### [Task directions]
From the listing below, return each line that includes "values".

(Stored data)
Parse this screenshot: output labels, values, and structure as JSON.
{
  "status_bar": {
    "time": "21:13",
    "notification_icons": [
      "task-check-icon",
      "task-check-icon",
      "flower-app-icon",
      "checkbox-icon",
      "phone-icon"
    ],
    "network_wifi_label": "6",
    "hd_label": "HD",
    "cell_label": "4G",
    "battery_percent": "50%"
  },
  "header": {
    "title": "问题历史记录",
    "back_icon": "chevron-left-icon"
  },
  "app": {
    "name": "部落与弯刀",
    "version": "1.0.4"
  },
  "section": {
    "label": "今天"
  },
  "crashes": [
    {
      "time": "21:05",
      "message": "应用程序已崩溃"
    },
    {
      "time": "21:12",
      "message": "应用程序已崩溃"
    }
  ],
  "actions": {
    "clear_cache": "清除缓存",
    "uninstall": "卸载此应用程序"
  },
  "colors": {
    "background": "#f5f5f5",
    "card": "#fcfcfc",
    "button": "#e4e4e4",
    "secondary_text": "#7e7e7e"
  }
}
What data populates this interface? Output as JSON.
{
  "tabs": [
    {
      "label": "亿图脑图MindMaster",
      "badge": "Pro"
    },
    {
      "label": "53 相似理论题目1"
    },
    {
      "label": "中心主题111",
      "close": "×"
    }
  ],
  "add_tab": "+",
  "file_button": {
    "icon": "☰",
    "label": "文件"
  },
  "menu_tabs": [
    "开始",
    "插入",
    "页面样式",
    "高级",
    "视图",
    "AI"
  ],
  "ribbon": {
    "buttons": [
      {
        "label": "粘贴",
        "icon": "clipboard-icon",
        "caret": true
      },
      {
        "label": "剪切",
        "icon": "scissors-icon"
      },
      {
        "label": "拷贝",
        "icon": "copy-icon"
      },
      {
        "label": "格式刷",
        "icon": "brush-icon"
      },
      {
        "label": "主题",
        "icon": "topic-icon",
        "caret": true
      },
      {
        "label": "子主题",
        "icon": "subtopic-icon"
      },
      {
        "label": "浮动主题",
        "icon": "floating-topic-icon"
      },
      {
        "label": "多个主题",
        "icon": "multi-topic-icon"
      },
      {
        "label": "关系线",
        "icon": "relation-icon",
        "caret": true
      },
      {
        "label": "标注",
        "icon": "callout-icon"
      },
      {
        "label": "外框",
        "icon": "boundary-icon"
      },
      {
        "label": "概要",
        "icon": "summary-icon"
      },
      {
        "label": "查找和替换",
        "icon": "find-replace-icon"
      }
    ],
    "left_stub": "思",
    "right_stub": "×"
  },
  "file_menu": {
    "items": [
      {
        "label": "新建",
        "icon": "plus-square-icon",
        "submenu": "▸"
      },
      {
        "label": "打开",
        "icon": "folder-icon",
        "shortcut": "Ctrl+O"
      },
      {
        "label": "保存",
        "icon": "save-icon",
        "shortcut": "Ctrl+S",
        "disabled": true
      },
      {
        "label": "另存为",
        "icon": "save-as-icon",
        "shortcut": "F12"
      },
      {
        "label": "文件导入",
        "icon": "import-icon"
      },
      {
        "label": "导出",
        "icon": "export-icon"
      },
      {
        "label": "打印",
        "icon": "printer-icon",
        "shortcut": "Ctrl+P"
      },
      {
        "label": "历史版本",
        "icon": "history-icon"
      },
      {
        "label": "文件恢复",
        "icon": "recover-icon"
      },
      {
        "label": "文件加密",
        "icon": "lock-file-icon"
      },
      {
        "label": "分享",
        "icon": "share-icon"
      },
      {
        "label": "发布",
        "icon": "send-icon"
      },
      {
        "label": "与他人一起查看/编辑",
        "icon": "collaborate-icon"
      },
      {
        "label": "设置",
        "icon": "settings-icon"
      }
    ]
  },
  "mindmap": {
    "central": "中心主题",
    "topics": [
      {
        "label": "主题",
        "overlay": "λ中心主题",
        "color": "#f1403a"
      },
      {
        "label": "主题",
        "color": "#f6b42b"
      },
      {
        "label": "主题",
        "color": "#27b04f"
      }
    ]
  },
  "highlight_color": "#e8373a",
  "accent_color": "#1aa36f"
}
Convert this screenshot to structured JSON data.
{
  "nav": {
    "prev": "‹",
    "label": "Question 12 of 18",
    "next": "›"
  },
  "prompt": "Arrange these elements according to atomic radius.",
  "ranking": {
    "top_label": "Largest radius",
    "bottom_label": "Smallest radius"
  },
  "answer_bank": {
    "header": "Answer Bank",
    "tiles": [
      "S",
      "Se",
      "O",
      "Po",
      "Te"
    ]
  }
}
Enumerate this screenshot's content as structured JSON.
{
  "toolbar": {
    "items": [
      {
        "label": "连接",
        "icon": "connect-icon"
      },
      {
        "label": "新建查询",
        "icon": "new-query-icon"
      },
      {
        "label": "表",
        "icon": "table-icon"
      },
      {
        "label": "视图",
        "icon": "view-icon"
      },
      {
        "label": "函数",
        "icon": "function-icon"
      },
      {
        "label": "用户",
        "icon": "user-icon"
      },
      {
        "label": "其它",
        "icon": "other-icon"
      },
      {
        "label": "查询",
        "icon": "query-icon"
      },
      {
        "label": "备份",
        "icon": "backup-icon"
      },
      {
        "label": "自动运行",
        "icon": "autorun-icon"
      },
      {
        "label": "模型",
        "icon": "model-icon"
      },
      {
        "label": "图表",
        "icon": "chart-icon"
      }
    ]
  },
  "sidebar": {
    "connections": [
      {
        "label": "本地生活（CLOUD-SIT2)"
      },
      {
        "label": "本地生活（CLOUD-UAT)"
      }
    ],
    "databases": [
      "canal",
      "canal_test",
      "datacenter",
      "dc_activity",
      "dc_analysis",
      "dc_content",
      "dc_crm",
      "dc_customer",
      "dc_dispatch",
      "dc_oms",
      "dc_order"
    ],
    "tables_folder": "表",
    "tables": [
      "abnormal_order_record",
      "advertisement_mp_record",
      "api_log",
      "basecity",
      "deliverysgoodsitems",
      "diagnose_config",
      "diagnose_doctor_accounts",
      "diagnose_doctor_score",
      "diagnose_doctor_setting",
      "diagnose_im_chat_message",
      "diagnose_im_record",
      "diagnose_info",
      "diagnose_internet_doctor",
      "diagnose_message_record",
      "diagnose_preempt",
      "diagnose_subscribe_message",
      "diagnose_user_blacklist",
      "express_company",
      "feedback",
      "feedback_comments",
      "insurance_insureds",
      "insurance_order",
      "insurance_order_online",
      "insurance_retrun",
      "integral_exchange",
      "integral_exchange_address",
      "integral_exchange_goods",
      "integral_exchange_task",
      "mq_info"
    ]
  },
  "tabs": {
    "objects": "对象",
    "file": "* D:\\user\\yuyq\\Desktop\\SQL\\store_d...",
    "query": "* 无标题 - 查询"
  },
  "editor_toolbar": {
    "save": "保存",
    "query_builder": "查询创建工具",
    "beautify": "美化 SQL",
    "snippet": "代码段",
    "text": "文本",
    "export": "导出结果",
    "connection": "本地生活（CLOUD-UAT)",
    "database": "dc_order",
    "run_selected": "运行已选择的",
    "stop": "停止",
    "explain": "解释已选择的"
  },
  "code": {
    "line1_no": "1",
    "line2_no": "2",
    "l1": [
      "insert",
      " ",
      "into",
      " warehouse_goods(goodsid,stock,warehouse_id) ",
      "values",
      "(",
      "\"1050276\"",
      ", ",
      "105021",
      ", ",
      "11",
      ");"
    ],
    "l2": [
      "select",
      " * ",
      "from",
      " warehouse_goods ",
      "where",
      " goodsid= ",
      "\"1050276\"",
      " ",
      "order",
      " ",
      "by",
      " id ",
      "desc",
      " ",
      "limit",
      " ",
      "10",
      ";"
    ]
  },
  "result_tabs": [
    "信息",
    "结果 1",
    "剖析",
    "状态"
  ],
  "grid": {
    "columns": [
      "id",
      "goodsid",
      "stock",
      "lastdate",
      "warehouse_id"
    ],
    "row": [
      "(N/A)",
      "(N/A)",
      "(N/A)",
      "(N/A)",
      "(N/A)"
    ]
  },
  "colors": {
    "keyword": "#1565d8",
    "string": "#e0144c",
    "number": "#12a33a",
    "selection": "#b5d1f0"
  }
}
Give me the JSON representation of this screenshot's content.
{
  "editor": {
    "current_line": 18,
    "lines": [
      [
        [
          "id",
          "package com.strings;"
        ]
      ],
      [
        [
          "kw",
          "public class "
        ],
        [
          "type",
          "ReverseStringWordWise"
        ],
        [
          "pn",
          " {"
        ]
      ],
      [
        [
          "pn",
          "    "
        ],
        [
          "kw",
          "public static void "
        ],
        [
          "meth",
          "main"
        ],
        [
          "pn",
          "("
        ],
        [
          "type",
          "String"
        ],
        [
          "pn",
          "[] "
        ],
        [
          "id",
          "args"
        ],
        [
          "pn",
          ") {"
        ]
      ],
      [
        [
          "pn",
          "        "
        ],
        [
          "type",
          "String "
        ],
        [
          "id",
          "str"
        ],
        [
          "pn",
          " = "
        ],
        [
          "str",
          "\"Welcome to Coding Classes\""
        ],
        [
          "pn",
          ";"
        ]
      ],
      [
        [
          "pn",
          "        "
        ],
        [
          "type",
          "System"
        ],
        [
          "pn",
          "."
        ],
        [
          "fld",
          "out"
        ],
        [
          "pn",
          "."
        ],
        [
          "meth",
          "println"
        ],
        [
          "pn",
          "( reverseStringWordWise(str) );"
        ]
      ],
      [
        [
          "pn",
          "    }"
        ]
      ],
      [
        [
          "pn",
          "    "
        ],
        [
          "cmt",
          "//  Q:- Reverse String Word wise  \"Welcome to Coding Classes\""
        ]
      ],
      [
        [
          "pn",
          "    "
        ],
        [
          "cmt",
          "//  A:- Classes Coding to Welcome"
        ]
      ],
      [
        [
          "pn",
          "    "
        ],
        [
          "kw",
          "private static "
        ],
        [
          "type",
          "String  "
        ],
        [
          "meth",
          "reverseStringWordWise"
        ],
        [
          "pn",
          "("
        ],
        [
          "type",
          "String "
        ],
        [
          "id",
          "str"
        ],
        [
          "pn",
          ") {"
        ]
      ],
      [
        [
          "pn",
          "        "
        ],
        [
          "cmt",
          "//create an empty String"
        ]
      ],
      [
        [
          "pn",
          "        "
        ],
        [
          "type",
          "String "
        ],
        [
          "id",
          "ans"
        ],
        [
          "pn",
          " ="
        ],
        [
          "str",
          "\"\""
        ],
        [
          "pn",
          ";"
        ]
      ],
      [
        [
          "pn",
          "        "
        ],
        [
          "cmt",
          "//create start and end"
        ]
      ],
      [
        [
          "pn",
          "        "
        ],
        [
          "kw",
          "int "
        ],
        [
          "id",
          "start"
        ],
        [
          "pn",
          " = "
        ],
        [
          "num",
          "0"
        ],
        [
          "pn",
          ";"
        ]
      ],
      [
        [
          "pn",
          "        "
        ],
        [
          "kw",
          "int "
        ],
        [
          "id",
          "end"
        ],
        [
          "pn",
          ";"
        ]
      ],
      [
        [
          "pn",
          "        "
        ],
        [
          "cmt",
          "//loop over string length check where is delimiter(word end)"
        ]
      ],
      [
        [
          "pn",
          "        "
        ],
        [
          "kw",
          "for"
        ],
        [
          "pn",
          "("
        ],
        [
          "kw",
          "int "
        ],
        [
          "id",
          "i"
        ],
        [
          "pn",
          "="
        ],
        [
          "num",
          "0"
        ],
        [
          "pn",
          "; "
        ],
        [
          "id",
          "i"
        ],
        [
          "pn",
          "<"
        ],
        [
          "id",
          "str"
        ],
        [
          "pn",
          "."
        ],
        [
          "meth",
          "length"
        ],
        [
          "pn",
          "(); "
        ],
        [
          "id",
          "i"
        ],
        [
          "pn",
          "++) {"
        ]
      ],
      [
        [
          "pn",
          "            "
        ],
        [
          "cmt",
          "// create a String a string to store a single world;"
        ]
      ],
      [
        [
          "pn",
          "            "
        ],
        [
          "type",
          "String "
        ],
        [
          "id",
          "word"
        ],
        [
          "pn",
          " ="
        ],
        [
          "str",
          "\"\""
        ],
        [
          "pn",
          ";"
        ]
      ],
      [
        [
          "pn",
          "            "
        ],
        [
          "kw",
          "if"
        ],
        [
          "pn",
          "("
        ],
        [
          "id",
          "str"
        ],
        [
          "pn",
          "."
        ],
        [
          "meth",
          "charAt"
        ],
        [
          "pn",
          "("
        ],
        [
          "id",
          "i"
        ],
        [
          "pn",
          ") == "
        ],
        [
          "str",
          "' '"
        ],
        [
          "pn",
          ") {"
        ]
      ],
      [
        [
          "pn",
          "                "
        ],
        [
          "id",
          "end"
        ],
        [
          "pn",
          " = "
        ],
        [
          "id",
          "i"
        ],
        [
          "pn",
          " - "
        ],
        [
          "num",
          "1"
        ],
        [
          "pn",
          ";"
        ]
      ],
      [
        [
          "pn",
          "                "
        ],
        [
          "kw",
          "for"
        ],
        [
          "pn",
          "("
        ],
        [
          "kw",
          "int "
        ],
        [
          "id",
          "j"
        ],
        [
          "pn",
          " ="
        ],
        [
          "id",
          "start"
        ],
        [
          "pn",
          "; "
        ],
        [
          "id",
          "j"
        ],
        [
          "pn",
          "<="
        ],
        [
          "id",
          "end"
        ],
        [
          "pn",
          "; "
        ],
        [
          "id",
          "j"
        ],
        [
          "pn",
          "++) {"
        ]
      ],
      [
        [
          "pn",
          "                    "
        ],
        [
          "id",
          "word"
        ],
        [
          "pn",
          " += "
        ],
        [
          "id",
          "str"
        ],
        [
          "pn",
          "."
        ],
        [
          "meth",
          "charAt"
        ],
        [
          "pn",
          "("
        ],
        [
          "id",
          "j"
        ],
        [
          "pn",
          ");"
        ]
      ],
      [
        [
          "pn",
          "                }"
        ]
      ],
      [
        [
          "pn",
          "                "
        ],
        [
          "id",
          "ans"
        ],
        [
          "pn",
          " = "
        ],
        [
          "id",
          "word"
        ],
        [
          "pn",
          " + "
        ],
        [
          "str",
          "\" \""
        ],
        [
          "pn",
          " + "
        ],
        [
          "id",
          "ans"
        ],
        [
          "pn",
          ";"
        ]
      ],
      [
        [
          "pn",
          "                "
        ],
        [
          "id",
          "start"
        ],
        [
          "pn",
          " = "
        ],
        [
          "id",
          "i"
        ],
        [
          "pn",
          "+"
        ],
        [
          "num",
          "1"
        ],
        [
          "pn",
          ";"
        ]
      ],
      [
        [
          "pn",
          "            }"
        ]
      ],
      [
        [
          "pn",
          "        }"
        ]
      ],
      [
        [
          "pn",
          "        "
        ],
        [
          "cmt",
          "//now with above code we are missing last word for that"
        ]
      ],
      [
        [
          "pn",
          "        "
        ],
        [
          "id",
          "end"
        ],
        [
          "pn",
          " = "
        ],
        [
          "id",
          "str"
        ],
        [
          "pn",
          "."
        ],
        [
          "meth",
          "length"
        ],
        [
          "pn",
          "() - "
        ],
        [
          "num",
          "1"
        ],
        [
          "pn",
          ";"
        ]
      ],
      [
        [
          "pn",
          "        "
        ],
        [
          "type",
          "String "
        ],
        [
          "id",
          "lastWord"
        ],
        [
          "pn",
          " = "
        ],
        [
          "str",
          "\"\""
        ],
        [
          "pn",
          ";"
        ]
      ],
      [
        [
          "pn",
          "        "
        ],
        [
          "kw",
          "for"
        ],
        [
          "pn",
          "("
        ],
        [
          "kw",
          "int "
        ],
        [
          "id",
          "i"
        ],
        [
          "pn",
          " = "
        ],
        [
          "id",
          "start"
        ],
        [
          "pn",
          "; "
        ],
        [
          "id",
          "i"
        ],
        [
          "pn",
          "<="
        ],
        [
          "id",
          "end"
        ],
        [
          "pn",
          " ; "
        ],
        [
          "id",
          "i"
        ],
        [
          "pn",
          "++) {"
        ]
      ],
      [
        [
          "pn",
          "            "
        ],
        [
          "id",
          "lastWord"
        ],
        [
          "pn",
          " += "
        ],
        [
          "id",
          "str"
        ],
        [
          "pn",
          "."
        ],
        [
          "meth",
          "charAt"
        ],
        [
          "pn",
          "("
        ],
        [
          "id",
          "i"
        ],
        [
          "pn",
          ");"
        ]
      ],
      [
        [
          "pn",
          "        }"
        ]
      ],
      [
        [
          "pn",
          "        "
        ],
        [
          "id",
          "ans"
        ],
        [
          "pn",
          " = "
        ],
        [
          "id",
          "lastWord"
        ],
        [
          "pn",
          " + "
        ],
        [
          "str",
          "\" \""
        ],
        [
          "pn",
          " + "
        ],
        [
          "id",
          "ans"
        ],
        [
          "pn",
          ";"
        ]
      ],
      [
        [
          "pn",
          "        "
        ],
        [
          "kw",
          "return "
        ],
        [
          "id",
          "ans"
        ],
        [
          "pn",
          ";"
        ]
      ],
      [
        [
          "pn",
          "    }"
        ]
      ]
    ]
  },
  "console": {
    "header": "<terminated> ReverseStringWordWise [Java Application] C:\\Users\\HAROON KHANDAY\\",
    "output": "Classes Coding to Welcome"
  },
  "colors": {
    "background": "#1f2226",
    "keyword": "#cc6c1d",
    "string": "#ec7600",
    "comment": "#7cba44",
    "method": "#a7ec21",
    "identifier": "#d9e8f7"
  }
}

### [Right answer]
Parse this screenshot: output labels, values, and structure as JSON.
      "values",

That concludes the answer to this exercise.